-------- Data rows --------

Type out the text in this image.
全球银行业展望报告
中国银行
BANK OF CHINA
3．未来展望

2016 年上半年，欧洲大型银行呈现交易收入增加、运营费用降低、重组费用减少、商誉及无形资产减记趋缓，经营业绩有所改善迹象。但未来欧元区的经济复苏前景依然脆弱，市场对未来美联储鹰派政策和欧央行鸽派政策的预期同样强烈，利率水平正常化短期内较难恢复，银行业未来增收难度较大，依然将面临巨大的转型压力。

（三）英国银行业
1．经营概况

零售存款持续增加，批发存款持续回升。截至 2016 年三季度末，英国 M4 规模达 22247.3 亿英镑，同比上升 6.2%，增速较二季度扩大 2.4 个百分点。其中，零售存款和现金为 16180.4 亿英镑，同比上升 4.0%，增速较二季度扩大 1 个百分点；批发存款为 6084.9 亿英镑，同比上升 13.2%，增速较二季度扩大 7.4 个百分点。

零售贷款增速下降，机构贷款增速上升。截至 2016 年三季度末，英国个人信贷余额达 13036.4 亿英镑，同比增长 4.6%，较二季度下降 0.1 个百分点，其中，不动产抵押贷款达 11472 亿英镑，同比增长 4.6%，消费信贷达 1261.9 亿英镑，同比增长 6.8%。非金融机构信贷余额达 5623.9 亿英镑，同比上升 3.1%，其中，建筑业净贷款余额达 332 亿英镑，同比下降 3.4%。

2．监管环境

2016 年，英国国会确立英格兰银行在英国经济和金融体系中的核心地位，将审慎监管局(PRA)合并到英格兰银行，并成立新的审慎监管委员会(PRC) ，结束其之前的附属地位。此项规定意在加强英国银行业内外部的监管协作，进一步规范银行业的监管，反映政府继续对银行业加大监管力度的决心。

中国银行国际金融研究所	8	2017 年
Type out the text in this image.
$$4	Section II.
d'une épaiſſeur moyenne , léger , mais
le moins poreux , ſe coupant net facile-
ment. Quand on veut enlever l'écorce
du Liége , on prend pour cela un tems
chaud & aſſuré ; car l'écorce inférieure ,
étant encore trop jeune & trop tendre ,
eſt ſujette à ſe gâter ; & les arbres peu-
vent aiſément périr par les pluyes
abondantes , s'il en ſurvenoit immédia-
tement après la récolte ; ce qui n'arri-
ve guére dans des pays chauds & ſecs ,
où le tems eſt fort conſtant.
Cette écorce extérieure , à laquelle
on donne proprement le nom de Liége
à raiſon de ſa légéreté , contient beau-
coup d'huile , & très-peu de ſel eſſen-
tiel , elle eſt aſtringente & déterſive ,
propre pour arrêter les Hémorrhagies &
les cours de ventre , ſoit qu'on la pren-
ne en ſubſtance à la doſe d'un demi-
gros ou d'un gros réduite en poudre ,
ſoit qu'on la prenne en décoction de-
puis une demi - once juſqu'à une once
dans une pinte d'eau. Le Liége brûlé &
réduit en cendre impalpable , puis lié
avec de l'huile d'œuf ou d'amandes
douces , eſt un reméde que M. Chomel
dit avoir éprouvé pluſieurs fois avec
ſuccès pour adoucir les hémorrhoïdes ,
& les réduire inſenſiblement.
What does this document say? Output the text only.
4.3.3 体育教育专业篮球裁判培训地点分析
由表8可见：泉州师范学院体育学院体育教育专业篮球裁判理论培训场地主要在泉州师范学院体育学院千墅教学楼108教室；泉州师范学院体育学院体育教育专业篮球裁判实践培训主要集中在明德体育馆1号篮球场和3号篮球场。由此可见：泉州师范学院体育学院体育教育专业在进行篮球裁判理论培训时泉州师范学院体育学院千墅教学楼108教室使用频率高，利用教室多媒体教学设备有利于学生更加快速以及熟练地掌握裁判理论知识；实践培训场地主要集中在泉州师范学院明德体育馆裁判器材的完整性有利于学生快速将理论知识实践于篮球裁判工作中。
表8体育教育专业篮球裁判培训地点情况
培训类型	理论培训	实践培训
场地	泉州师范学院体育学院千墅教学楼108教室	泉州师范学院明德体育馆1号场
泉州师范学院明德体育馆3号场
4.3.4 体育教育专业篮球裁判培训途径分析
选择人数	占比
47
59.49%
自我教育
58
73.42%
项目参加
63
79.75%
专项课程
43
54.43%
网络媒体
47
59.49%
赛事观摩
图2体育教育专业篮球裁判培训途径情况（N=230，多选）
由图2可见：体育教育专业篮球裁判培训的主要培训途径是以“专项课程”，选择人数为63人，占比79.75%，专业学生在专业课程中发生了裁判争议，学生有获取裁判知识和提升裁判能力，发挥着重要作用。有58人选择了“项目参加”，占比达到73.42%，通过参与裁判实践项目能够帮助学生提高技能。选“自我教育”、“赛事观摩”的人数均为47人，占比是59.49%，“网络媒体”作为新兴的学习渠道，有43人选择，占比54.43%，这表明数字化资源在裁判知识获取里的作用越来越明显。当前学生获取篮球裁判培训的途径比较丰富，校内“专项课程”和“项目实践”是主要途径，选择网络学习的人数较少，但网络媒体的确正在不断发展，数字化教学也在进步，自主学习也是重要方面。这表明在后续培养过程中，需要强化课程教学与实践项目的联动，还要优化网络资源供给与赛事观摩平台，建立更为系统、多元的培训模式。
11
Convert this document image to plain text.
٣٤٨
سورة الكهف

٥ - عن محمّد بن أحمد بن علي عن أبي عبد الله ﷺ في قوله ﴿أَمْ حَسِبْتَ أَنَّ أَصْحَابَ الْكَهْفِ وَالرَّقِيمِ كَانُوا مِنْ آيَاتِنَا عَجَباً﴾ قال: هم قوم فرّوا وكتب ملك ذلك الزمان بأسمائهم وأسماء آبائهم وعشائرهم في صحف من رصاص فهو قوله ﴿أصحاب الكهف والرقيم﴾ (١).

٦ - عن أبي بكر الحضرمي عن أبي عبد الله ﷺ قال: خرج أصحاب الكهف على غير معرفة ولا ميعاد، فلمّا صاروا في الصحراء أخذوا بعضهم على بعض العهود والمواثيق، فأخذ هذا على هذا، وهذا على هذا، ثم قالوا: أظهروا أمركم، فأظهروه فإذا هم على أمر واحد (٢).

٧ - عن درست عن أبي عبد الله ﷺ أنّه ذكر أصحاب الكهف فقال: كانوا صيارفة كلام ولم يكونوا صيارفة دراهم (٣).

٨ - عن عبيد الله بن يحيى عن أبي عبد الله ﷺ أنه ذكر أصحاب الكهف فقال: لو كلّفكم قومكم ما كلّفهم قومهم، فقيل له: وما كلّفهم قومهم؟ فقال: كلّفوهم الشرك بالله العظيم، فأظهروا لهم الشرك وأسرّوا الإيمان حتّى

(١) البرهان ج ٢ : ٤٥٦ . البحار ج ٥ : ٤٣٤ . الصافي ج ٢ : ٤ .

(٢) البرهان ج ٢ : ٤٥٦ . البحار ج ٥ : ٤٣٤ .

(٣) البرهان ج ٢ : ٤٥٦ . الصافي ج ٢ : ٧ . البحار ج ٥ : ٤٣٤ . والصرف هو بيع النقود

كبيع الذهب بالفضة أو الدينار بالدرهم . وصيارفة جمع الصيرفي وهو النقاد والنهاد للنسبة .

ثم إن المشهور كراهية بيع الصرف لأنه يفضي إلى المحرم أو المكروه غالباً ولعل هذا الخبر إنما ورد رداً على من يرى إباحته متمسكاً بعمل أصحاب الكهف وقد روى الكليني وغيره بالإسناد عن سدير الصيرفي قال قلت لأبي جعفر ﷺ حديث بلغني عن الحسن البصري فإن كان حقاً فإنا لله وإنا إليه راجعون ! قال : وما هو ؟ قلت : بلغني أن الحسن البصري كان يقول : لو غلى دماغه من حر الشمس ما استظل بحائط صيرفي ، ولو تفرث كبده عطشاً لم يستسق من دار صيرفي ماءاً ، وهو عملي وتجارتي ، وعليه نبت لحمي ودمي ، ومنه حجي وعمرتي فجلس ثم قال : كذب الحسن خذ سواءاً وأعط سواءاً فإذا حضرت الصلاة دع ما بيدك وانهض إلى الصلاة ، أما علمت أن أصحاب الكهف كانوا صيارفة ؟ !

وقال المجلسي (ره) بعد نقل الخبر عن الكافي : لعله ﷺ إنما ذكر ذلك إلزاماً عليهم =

--------

**What needs to be done**
Filter the listing for the word "puis" and copy every line that holds it.

**Final answer**
puis une demi - once juſqu'à une once
réduit en cendre impalpable , puis lié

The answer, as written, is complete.